++++ MATERIAL SUPPLIED

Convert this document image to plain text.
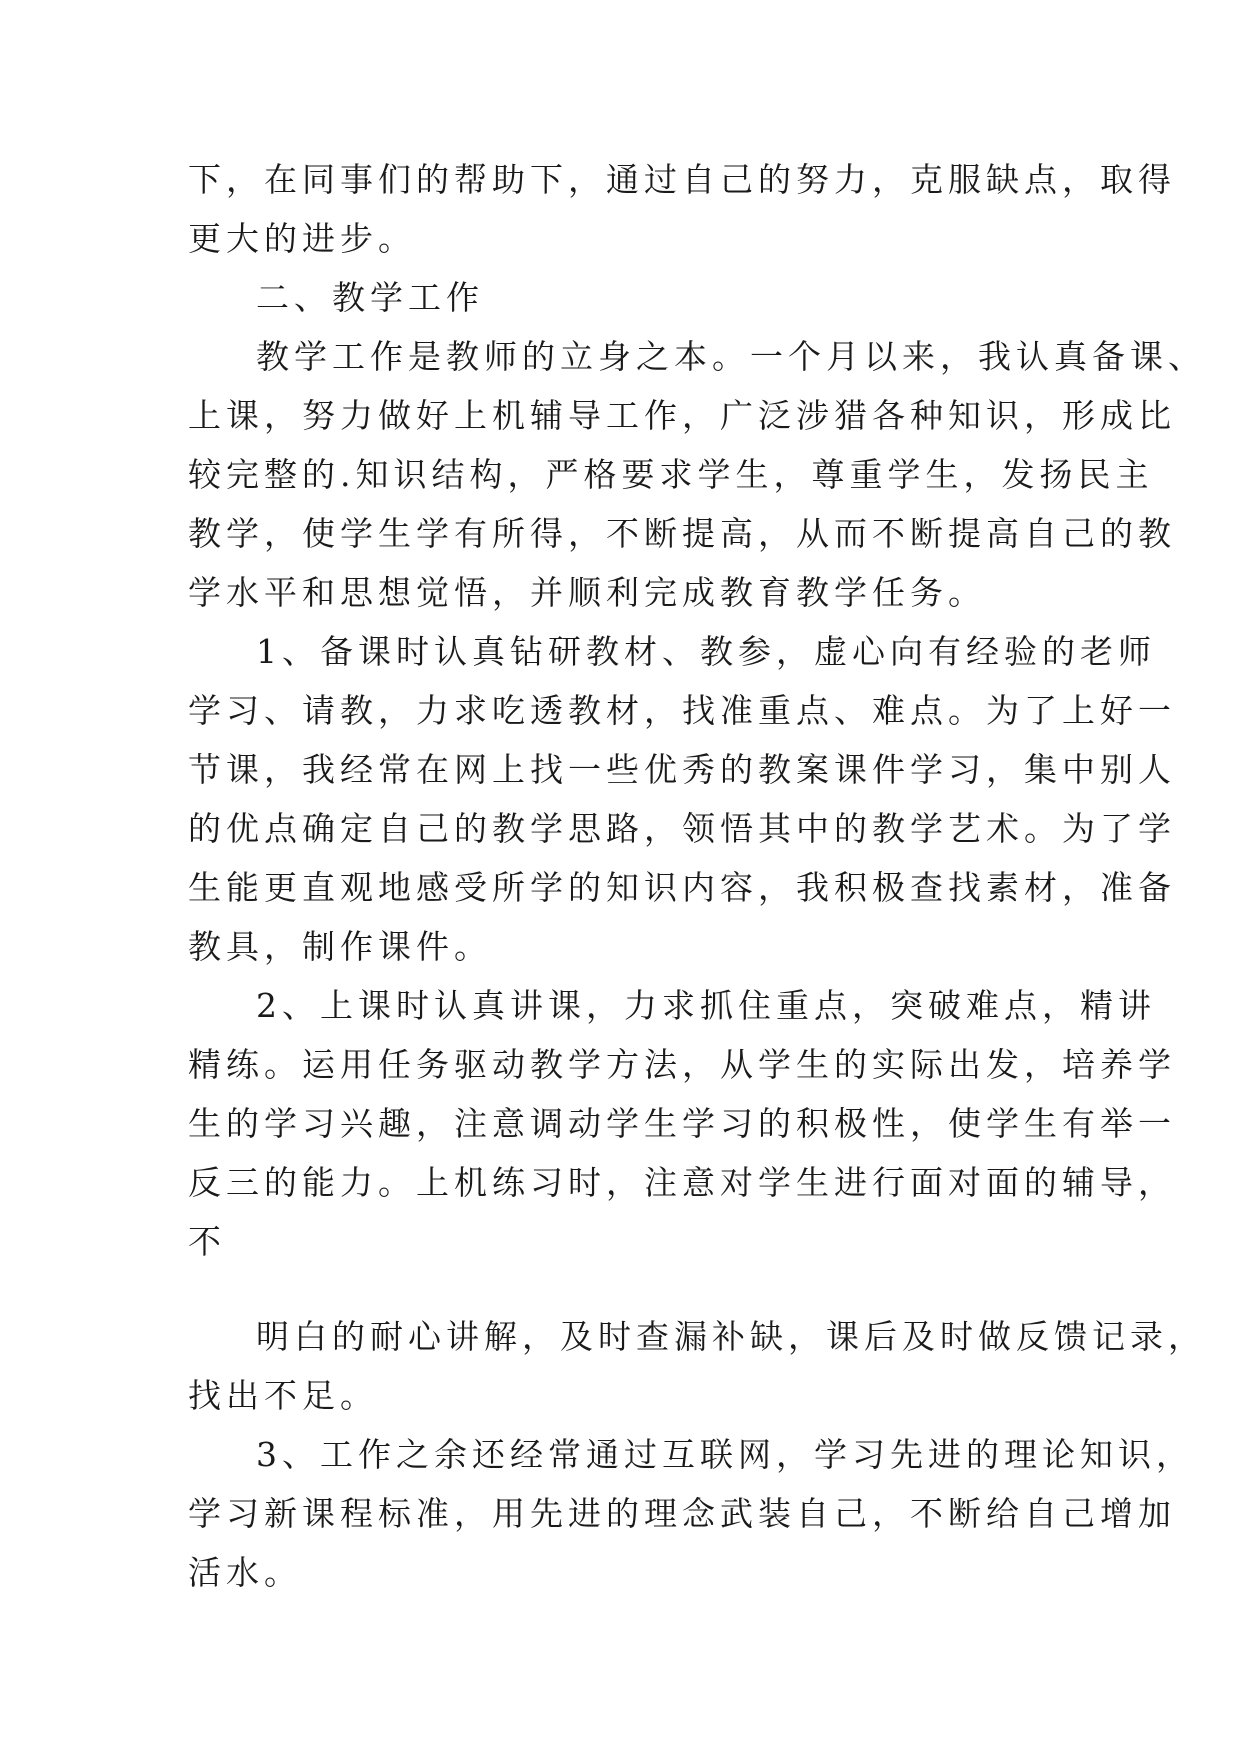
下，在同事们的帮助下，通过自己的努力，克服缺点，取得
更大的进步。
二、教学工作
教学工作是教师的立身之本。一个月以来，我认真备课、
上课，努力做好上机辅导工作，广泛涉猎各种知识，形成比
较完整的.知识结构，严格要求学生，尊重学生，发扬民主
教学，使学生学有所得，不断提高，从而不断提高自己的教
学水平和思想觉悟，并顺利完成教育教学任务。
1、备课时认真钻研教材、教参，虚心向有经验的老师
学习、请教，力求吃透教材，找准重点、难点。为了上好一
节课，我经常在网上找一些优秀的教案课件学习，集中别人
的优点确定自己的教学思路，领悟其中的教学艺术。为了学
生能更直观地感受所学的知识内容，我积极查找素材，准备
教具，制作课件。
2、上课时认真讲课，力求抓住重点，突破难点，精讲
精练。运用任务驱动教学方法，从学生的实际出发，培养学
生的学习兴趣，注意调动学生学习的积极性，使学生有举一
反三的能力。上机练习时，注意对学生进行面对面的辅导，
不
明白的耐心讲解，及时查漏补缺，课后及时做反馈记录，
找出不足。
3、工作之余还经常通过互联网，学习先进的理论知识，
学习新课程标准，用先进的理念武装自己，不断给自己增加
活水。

++++++++

Without the pictures, reproduce every line of the records above exactly.

▶ **REPLY TO THE EXERCISE**
Convert this document image to plain text.
下，在同事们的帮助下，通过自己的努力，克服缺点，取得
更大的进步。
二、教学工作
教学工作是教师的立身之本。一个月以来，我认真备课、
上课，努力做好上机辅导工作，广泛涉猎各种知识，形成比
较完整的.知识结构，严格要求学生，尊重学生，发扬民主
教学，使学生学有所得，不断提高，从而不断提高自己的教
学水平和思想觉悟，并顺利完成教育教学任务。
1、备课时认真钻研教材、教参，虚心向有经验的老师
学习、请教，力求吃透教材，找准重点、难点。为了上好一
节课，我经常在网上找一些优秀的教案课件学习，集中别人
的优点确定自己的教学思路，领悟其中的教学艺术。为了学
生能更直观地感受所学的知识内容，我积极查找素材，准备
教具，制作课件。
2、上课时认真讲课，力求抓住重点，突破难点，精讲
精练。运用任务驱动教学方法，从学生的实际出发，培养学
生的学习兴趣，注意调动学生学习的积极性，使学生有举一
反三的能力。上机练习时，注意对学生进行面对面的辅导，
不
明白的耐心讲解，及时查漏补缺，课后及时做反馈记录，
找出不足。
3、工作之余还经常通过互联网，学习先进的理论知识，
学习新课程标准，用先进的理念武装自己，不断给自己增加
活水。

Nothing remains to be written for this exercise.